**Objectives:**
1. In the Pellín Rodríguez biography, in which sector of San Juan was Rodríguez born and raised?
2. Using the Pellín Rodríguez biography, decide whether each statement below agrees with it: (a) Rodríguez began his musical career in 1942. (b) Rodríguez moved to Chicago in the early 1960s. (c) In El Gran Combo, Rodríguez shared vocal duties with Gilberto Monroig. For each, answer yes or no and quote the words of the biography that decide it.

**Text extract:**
──────────────────────────────

Pellín Rodríguez (December 4, 1926 – October 31, 1984), was a Salsa singer.  Rodríguez was a member of the musical group El Gran Combo and toured with them all over Latin America and Europe, gaining fame and popularity as a singer. In addition to his singing capabilities, Rodríguez had great comedic abilities and participated on comedy bits on various TV shows in Puerto Rico.

Early life
Pellín Rodríguez (born Pedro Rodríguez de Gracia  ) was born and raised in Santurce, a sector of San Juan, the capital city of Puerto Rico. His parents, Tomasita De Gracia and  Zenón Rodríguez, were poor and Rodríguez was only able to complete his primary education. He had to work in various jobs in order to help his family financially. During his adolescence, Rodríguez demonstrated his musical talents singing in church and in plays at school. He was related to Gilberto Concepción de Gracia, the principal founder of the Partido Independentista Puertorriqueño (Puerto Rican Independence Party), or PIP.

Musical career

Early Years
Rodríguez started his musical career in 1942 when he joined Leopoldo Salgado's Conjunto Moderno. Soon after Rodríguez joined Johnny Seguí's Dandies Del 42 followed by a short stint with Orquesta Carmelo Díaz Soler. Rodríguez also played with Moncho Usera's orchestra, Manuel "Canario" Jiménez quartet, Mario Dumont's orchestra, Rafael Muñoz orchestra and Rafael Elvira's Orquesta Tropicana where he shared vocal duties with Gilberto Monroig.

In 1947 Rodríguez was hired by Noro Morales to join his orchestra. During the late 1940s and early 1950s Rodríguez also played with Xavier Cugat, José Curbelo and Tito Puente in prestigious dancing venues in New York City such as the Palladium Ballroom, Paramount Theater and China Doll Club.

In 1954 Rodríguez recorded several singles with Alfred Levy's band (Alfredito And His Orchestra) which were later compiled on a few EPs and LPs.

Rodríguez has two writing credits on the songs Saoco and "El Mantequero", both recorded by Cortijo Y Su Combo between the late 50s and early 60s.

Rodríguez moved to Chicago in the mid 1950s, where he joined Orquesta Nuevo Ritmo de Cuba, led by Armando Sánchez.

In 1960 Rodríguez moved to Puerto Rico and played with Rafael Elvira's Super Orquesta Tropicana later followed by a short stint with Noro Morales Orchestra before joining El Gran Combo.

El Gran Combo
In 1962 after Cortijo Y Su Combo disbanded, some of its members got together and founded El Gran Combo. Rodríguez joined them and shared vocal duties with Andy Montañez.

Rodríguez toured with the group all over Europe and Latin America, gaining fame and popularity as a singer. Rodríguez was the lead singer for more than 100 songs with El Gran Combo and recorded over 20 studio albums with them.  Rodríguez also appears on over 20 compilations of the group.

──────────────────────────────

**Data lines:**

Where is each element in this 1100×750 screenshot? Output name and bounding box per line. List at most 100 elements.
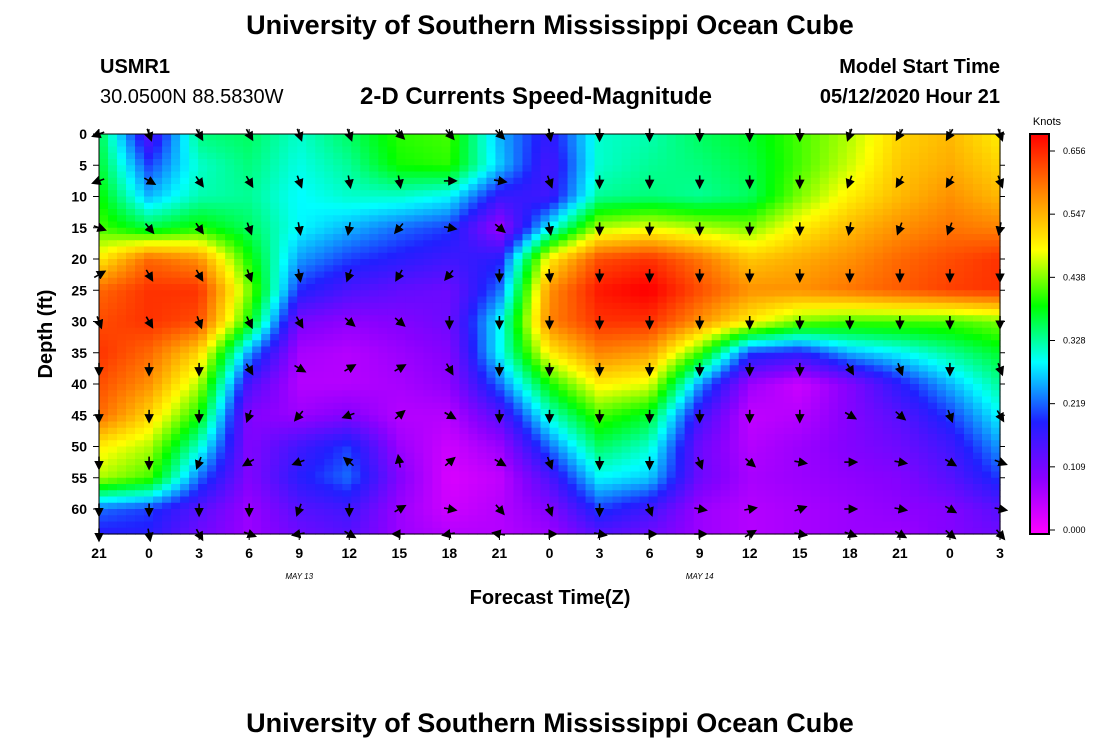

──────────────────────────────

**List of solutions:**
1. Santurce

2.
(a) Yes: "Rodríguez started his musical career in 1942 when he joined Leopoldo Salgado's Conjunto Moderno."
(b) No: "Rodríguez moved to Chicago in the mid 1950s"
(c) No: "Rodríguez joined them and shared vocal duties with Andy Montañez."